• [Short exercise]: Give only the number of lines in these records that contain the word "若物块做加速运动".

• [Supplied data]:
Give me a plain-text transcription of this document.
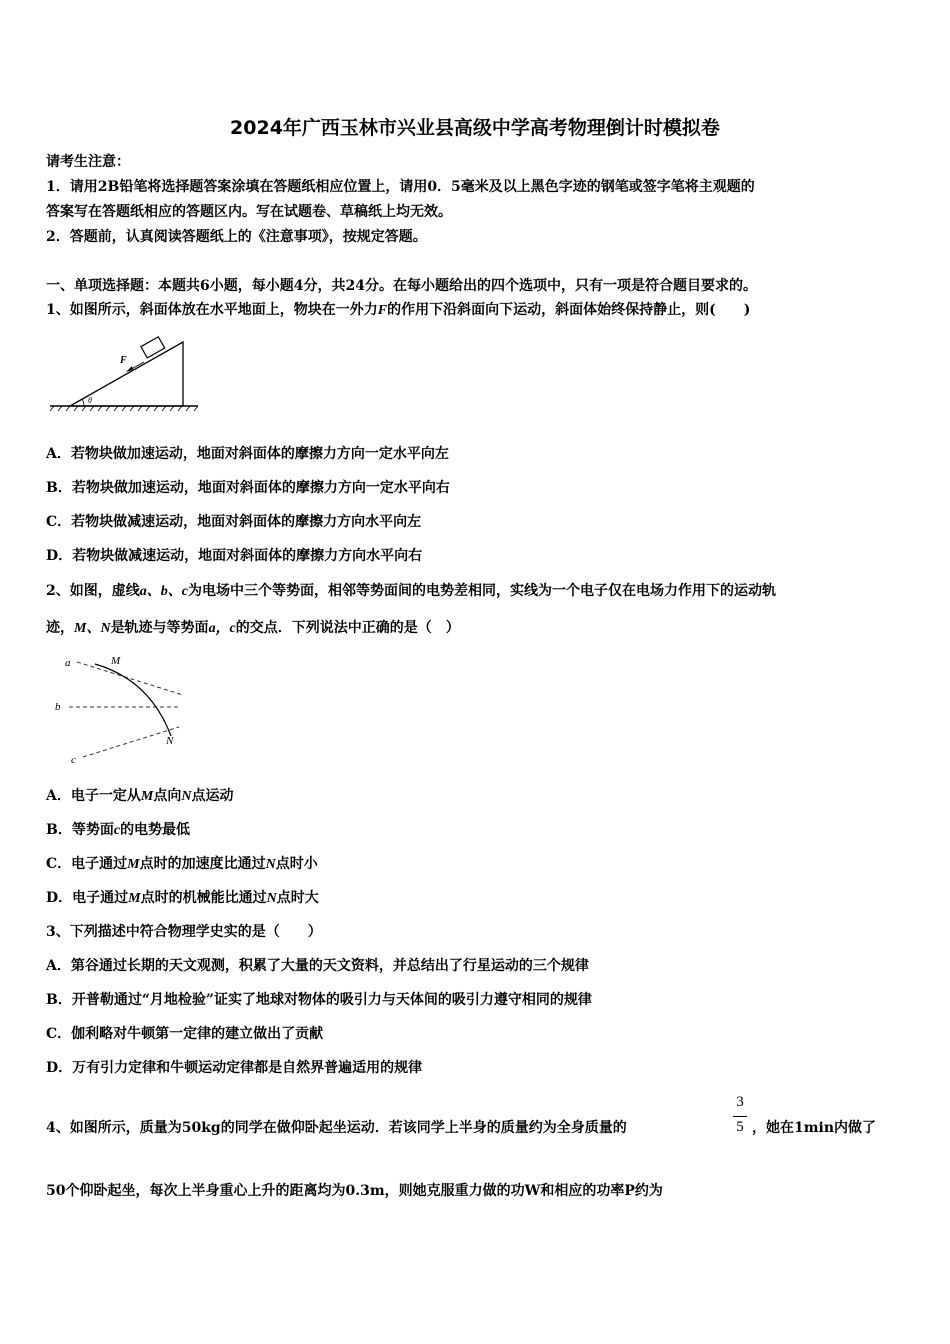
2024年广西玉林市兴业县高级中学高考物理倒计时模拟卷
请考生注意：
1．请用2B铅笔将选择题答案涂填在答题纸相应位置上，请用0．5毫米及以上黑色字迹的钢笔或签字笔将主观题的
答案写在答题纸相应的答题区内。写在试题卷、草稿纸上均无效。
2．答题前，认真阅读答题纸上的《注意事项》，按规定答题。
一、单项选择题：本题共6小题，每小题4分，共24分。在每小题给出的四个选项中，只有一项是符合题目要求的。
1、如图所示，斜面体放在水平地面上，物块在一外力F的作用下沿斜面向下运动，斜面体始终保持静止，则(　　)
θ
F
A．若物块做加速运动，地面对斜面体的摩擦力方向一定水平向左
B．若物块做加速运动，地面对斜面体的摩擦力方向一定水平向右
C．若物块做减速运动，地面对斜面体的摩擦力方向水平向左
D．若物块做减速运动，地面对斜面体的摩擦力方向水平向右
2、如图，虚线a、b、c为电场中三个等势面，相邻等势面间的电势差相同，实线为一个电子仅在电场力作用下的运动轨
迹，M、N是轨迹与等势面a，c的交点．下列说法中正确的是（　）
a	M
b
c
N
A．电子一定从M点向N点运动
B．等势面c的电势最低
C．电子通过M点时的加速度比通过N点时小
D．电子通过M点时的机械能比通过N点时大
3、下列描述中符合物理学史实的是（　　）
A．第谷通过长期的天文观测，积累了大量的天文资料，并总结出了行星运动的三个规律
B．开普勒通过“月地检验”证实了地球对物体的吸引力与天体间的吸引力遵守相同的规律
C．伽利略对牛顿第一定律的建立做出了贡献
D．万有引力定律和牛顿运动定律都是自然界普遍适用的规律
4、如图所示，质量为50kg的同学在做仰卧起坐运动．若该同学上半身的质量约为全身质量的
3
5 ，她在1min内做了
50个仰卧起坐，每次上半身重心上升的距离均为0.3m，则她克服重力做的功W和相应的功率P约为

• [Answer below]: 2